— Instruction —
Copy the data exactly as it appears, and do not include any pictures.

Dataset items:
# # # #
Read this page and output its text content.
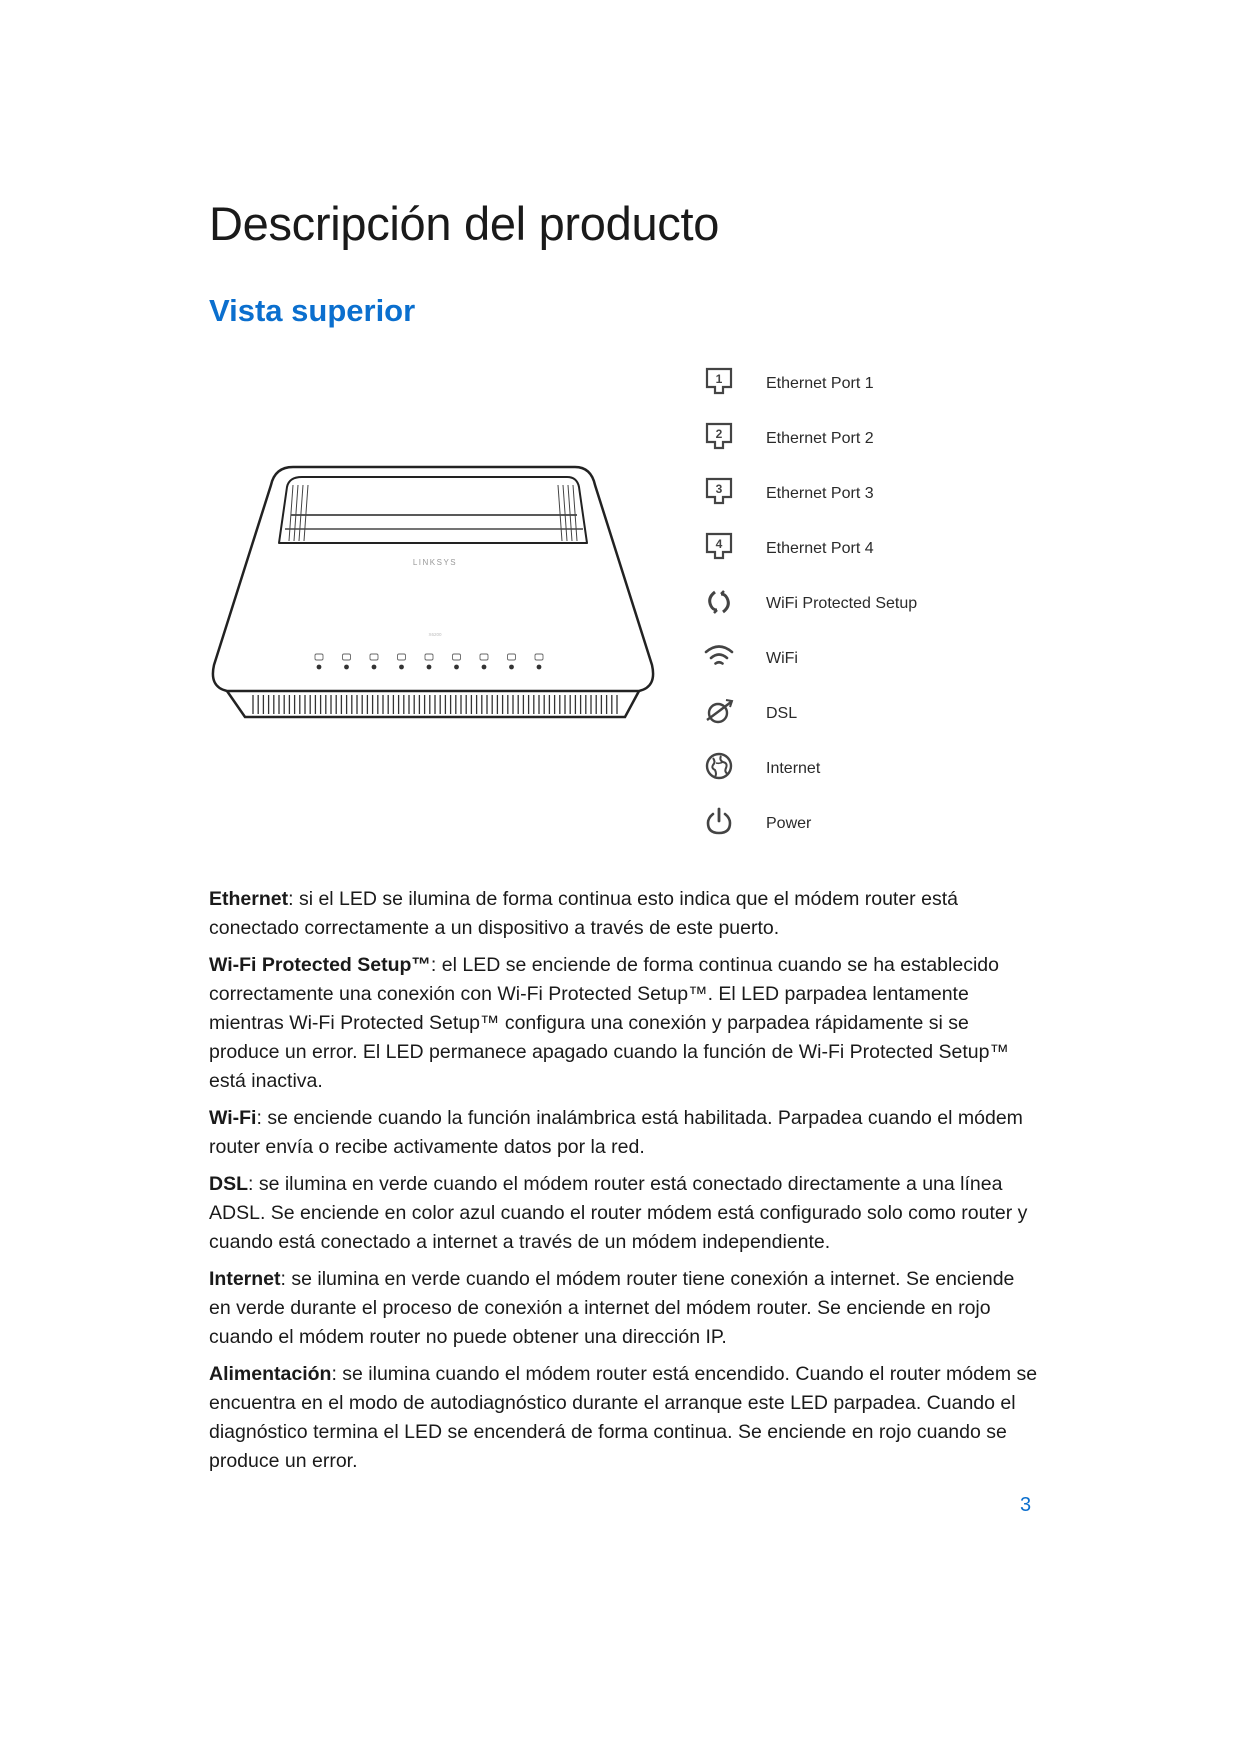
Descripción del producto
Vista superior
LINKSYS
X6200
1	Ethernet Port 1
2	Ethernet Port 2
3	Ethernet Port 3
4	Ethernet Port 4
WiFi Protected Setup
WiFi
DSL
Internet
Power

Ethernet: si el LED se ilumina de forma continua esto indica que el módem router está conectado correctamente a un dispositivo a través de este puerto.

Wi-Fi Protected Setup™: el LED se enciende de forma continua cuando se ha establecido correctamente una conexión con Wi-Fi Protected Setup™. El LED parpadea lentamente mientras Wi-Fi Protected Setup™ configura una conexión y parpadea rápidamente si se produce un error. El LED permanece apagado cuando la función de Wi-Fi Protected Setup™ está inactiva.

Wi-Fi: se enciende cuando la función inalámbrica está habilitada. Parpadea cuando el módem router envía o recibe activamente datos por la red.

DSL: se ilumina en verde cuando el módem router está conectado directamente a una línea ADSL. Se enciende en color azul cuando el router módem está configurado solo como router y cuando está conectado a internet a través de un módem independiente.

Internet: se ilumina en verde cuando el módem router tiene conexión a internet. Se enciende en verde durante el proceso de conexión a internet del módem router. Se enciende en rojo cuando el módem router no puede obtener una dirección IP.

Alimentación: se ilumina cuando el módem router está encendido. Cuando el router módem se encuentra en el modo de autodiagnóstico durante el arranque este LED parpadea. Cuando el diagnóstico termina el LED se encenderá de forma continua. Se enciende en rojo cuando se produce un error.

3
# # # #
— Final answer —
Read this page and output its text content.
Descripción del producto
Vista superior
LINKSYS
X6200
1	Ethernet Port 1
2	Ethernet Port 2
3	Ethernet Port 3
4	Ethernet Port 4
WiFi Protected Setup
WiFi
DSL
Internet
Power

Ethernet: si el LED se ilumina de forma continua esto indica que el módem router está conectado correctamente a un dispositivo a través de este puerto.

Wi-Fi Protected Setup™: el LED se enciende de forma continua cuando se ha establecido correctamente una conexión con Wi-Fi Protected Setup™. El LED parpadea lentamente mientras Wi-Fi Protected Setup™ configura una conexión y parpadea rápidamente si se produce un error. El LED permanece apagado cuando la función de Wi-Fi Protected Setup™ está inactiva.

Wi-Fi: se enciende cuando la función inalámbrica está habilitada. Parpadea cuando el módem router envía o recibe activamente datos por la red.

DSL: se ilumina en verde cuando el módem router está conectado directamente a una línea ADSL. Se enciende en color azul cuando el router módem está configurado solo como router y cuando está conectado a internet a través de un módem independiente.

Internet: se ilumina en verde cuando el módem router tiene conexión a internet. Se enciende en verde durante el proceso de conexión a internet del módem router. Se enciende en rojo cuando el módem router no puede obtener una dirección IP.

Alimentación: se ilumina cuando el módem router está encendido. Cuando el router módem se encuentra en el modo de autodiagnóstico durante el arranque este LED parpadea. Cuando el diagnóstico termina el LED se encenderá de forma continua. Se enciende en rojo cuando se produce un error.

3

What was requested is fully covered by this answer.